Directive:
Please report every line from the material that contains the word "ardi".

Records for the exercise:
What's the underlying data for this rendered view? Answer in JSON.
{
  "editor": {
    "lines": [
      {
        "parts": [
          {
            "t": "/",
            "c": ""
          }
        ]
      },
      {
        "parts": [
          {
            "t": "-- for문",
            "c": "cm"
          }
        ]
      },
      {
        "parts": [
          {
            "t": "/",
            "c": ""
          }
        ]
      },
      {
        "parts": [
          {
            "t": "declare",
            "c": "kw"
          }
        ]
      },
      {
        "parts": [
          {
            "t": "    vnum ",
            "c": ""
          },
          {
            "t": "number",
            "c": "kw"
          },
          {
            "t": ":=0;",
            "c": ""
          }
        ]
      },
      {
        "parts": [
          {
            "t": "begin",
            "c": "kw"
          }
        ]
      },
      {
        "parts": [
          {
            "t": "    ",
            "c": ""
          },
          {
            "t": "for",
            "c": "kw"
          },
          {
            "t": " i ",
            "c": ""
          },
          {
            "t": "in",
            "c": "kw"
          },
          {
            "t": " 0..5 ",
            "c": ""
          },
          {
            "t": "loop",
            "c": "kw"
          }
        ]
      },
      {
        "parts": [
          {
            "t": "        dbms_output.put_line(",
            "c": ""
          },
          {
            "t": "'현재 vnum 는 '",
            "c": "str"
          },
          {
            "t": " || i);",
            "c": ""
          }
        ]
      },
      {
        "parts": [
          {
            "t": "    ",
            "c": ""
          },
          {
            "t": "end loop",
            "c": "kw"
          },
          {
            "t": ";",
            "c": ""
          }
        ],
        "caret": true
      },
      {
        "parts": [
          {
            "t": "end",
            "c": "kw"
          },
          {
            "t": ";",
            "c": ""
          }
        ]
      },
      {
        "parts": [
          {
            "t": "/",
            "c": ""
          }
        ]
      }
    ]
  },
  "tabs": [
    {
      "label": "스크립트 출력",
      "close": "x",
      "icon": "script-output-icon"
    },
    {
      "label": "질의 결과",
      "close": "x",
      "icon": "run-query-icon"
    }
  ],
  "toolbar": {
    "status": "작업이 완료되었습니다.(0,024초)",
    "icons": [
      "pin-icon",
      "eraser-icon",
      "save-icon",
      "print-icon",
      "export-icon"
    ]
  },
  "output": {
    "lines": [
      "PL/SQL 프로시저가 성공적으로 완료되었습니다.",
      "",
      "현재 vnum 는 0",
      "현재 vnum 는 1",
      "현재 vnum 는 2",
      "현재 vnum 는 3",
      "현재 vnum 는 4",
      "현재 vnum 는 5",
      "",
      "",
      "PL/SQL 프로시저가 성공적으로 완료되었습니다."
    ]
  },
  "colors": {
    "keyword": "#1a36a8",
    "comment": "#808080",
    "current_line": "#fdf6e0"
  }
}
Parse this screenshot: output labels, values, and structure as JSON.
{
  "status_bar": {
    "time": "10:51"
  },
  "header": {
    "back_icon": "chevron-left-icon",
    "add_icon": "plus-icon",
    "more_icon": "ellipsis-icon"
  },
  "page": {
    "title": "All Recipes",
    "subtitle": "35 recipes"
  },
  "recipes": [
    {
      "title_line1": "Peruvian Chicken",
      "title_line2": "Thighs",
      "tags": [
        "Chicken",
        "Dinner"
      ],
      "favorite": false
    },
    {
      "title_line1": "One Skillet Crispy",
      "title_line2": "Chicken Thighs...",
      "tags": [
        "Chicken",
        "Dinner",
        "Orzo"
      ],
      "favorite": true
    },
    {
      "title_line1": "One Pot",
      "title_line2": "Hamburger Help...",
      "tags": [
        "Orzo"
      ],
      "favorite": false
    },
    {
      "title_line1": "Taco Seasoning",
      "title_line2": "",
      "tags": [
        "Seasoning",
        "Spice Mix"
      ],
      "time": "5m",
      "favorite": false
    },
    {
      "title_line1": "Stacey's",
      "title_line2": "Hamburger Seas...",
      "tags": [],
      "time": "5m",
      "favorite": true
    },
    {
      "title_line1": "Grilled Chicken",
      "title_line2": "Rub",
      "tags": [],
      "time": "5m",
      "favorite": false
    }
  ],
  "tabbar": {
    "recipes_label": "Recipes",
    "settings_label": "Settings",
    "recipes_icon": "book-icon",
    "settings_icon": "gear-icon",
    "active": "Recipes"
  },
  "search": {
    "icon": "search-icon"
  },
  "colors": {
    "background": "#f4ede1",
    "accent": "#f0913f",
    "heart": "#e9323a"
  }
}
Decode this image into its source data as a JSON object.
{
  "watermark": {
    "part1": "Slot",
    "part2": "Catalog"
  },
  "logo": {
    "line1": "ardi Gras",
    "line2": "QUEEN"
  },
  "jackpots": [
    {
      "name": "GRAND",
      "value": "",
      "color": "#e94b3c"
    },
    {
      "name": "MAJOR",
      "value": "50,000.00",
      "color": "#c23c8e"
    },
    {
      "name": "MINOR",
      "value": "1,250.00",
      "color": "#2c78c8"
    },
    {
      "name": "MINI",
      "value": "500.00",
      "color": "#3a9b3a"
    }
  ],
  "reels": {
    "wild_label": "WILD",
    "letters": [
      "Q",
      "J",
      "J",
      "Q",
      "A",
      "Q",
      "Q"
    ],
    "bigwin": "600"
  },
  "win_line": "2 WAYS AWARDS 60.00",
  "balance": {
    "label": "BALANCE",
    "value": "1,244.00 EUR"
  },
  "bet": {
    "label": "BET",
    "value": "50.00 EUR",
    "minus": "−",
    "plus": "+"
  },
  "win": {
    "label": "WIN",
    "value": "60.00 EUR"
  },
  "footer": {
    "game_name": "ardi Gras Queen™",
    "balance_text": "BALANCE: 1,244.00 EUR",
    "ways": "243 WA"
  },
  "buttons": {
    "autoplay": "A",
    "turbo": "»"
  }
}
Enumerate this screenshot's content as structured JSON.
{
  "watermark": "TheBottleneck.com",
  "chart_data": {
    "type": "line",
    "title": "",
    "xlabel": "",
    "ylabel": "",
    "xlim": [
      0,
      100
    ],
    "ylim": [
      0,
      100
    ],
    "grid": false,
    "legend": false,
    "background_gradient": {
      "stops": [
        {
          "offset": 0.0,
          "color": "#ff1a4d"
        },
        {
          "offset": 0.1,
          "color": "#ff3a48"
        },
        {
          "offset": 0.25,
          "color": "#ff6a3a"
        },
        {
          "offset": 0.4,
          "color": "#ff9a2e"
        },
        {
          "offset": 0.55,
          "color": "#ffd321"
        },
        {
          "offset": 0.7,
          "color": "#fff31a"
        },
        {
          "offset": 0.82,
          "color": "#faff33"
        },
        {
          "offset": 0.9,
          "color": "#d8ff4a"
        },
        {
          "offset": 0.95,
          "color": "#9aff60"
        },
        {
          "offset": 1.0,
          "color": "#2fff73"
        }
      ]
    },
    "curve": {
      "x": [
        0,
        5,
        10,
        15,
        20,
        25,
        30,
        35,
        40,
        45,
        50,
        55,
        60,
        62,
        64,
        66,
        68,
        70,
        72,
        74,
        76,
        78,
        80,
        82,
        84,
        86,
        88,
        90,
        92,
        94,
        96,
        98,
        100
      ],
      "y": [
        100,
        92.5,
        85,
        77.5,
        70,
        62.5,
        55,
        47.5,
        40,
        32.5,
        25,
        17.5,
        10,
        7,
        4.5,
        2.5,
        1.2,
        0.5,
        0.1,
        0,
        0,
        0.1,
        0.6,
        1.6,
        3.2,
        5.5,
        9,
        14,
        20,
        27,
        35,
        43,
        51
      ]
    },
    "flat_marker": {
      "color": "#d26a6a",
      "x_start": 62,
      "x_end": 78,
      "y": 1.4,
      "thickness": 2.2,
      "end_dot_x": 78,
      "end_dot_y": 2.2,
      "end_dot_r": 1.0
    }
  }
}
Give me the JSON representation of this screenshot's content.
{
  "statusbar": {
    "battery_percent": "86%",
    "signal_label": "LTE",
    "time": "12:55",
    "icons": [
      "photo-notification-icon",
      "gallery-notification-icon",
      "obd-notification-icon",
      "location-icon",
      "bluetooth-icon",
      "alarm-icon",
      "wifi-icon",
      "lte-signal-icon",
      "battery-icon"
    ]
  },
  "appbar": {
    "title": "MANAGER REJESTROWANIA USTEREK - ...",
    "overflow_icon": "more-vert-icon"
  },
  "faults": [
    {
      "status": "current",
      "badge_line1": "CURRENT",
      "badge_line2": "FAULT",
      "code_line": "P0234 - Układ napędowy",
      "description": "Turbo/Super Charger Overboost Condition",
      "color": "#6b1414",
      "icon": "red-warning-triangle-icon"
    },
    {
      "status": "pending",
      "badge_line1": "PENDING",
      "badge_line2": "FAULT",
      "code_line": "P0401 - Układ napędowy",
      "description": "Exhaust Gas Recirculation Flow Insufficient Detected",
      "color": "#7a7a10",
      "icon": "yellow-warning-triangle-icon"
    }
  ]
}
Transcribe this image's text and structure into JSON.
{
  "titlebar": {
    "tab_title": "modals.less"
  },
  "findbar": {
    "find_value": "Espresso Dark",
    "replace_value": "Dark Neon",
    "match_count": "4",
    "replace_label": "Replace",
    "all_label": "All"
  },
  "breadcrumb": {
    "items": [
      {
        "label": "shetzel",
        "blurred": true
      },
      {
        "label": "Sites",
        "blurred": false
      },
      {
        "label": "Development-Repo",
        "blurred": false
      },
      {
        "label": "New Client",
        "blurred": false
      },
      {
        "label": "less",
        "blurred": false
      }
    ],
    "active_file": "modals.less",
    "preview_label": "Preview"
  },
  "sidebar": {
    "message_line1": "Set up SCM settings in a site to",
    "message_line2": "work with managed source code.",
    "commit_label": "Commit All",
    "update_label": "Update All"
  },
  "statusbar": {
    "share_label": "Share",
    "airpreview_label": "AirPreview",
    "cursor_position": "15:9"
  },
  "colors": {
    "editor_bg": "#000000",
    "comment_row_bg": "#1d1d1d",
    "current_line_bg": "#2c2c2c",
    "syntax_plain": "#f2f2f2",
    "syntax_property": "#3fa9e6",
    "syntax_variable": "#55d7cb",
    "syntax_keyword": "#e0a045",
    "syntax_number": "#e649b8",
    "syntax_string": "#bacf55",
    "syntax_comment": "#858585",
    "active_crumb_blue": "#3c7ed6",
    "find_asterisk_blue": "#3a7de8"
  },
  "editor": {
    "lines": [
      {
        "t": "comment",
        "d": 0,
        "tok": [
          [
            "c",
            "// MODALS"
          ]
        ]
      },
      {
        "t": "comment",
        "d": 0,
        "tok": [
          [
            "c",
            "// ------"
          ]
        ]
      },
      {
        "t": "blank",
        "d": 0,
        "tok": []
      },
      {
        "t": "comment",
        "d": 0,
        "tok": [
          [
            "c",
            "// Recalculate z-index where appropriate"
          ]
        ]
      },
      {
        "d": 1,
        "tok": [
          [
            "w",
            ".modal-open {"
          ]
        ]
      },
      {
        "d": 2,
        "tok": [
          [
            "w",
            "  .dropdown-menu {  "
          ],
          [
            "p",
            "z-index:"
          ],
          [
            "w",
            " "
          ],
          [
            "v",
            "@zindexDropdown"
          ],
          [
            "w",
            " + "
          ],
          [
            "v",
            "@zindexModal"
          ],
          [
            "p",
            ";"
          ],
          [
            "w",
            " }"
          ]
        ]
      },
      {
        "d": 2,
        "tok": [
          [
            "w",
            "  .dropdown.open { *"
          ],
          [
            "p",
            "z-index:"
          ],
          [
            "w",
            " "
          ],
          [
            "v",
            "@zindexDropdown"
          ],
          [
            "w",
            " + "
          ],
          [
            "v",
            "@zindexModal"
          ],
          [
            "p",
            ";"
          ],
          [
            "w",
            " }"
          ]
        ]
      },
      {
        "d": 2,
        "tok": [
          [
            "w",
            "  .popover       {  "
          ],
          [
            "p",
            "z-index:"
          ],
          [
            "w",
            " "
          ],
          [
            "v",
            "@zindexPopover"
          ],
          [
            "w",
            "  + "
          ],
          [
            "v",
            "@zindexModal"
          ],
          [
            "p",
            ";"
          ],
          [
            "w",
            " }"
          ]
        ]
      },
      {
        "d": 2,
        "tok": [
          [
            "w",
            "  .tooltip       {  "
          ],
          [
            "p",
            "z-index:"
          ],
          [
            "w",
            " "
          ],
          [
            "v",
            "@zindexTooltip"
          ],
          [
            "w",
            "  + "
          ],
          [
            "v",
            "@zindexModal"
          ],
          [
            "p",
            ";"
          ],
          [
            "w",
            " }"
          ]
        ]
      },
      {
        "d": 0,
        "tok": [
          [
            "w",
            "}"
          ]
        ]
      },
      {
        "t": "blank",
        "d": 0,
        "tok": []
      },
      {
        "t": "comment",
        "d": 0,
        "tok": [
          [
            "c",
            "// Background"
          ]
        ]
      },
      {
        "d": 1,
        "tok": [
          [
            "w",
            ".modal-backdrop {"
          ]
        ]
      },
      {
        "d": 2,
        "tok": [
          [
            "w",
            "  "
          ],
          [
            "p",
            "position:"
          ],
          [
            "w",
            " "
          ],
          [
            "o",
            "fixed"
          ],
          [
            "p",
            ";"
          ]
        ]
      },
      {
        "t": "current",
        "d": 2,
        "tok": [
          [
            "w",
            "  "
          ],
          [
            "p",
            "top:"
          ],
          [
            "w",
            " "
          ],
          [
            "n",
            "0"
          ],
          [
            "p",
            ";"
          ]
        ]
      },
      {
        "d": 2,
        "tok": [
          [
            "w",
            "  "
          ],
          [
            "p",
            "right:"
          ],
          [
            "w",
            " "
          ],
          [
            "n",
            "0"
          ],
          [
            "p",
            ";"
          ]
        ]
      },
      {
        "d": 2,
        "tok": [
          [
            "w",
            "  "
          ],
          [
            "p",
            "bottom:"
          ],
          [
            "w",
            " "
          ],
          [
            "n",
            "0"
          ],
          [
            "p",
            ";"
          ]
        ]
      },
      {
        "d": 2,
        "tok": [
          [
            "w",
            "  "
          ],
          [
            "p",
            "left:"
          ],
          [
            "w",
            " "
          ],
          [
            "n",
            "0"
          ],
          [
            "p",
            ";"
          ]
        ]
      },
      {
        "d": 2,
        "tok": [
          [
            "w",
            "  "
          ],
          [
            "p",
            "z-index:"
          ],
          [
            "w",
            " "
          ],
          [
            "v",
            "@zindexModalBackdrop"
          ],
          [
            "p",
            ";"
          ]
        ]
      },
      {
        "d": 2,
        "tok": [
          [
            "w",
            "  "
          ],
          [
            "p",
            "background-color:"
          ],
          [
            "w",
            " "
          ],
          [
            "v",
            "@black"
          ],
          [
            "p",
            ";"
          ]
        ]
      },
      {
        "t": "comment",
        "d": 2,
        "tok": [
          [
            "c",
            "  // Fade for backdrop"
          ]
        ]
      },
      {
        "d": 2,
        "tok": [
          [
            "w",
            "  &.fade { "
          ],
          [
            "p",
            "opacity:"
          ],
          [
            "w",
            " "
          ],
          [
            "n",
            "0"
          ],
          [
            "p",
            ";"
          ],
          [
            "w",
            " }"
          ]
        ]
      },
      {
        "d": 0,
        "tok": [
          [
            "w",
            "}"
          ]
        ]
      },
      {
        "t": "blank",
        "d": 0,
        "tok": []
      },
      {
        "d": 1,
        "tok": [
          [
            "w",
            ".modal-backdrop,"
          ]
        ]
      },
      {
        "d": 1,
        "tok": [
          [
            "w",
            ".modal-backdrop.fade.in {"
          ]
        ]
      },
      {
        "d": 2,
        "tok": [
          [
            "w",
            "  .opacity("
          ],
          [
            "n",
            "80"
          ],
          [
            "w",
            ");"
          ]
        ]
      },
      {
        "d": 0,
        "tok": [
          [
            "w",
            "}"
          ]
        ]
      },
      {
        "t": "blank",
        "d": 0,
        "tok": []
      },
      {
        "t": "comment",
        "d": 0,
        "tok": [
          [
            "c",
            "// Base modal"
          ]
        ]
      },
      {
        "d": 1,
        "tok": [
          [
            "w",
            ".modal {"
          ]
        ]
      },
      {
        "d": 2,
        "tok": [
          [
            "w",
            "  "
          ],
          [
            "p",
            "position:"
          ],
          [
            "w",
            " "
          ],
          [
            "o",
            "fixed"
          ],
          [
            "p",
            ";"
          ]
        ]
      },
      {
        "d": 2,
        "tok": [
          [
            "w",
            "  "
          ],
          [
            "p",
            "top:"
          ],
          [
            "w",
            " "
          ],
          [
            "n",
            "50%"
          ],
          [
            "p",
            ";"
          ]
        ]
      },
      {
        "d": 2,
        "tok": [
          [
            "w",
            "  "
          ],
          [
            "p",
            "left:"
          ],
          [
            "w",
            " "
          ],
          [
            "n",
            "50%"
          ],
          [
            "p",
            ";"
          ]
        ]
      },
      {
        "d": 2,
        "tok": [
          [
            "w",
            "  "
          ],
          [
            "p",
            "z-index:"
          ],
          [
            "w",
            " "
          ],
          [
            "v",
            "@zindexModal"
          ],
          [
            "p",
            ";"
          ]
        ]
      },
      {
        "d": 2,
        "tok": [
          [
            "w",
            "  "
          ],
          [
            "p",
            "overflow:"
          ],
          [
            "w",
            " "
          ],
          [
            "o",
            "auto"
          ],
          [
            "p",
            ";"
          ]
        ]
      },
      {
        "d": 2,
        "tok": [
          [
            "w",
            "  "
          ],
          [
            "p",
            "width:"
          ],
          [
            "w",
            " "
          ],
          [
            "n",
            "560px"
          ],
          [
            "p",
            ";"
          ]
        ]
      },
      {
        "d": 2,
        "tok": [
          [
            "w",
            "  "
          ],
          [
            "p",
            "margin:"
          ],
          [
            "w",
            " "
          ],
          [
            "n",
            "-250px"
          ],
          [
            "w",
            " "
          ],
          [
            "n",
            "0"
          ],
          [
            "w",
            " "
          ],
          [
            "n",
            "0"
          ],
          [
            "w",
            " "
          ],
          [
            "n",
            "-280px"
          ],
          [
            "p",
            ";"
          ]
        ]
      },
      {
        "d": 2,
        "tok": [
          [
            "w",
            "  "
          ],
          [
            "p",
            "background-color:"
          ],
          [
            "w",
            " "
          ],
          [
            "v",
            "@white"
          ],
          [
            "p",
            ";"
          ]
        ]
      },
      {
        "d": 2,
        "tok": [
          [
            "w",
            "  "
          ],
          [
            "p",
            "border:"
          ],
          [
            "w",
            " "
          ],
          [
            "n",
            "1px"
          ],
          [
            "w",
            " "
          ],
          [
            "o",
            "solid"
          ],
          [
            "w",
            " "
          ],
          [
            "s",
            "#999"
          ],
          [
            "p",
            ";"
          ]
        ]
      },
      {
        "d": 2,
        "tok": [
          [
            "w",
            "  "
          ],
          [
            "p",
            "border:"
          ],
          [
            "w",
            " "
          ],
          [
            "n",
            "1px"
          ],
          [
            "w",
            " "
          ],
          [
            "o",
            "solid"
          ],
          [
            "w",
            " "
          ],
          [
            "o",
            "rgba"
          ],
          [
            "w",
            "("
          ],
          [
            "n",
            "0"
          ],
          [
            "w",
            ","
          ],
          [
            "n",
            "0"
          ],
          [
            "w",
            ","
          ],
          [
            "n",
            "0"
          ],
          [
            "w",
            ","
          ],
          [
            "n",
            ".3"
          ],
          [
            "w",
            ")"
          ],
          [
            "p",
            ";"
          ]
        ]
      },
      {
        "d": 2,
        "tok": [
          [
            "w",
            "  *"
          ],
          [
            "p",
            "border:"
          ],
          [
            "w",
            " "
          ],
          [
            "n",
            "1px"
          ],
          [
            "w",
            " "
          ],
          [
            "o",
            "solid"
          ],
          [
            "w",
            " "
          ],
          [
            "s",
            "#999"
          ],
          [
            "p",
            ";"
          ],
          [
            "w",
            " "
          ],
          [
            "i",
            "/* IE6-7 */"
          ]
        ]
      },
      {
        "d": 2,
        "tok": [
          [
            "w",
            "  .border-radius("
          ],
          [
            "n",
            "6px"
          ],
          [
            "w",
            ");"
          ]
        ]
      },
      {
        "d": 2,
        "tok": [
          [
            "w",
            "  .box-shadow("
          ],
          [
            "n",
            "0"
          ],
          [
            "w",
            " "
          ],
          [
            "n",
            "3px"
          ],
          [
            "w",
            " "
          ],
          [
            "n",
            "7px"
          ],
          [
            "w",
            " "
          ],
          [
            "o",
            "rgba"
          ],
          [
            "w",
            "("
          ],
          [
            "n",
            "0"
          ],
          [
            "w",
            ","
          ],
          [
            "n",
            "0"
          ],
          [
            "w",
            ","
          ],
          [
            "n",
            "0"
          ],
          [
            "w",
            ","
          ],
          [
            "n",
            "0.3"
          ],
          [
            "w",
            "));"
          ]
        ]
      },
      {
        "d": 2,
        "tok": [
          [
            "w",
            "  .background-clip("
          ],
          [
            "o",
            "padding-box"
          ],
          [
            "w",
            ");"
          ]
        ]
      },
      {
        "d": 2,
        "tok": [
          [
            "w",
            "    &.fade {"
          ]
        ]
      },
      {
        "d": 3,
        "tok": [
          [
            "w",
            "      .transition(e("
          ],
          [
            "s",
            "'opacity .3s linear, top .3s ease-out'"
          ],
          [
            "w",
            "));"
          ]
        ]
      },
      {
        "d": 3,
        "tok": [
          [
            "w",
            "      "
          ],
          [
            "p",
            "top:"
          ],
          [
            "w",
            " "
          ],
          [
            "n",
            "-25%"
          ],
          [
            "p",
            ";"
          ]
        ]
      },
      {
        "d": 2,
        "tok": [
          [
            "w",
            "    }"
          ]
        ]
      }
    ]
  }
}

Solution to the problem:
    "line1": "ardi Gras",
    "game_name": "ardi Gras Queen™",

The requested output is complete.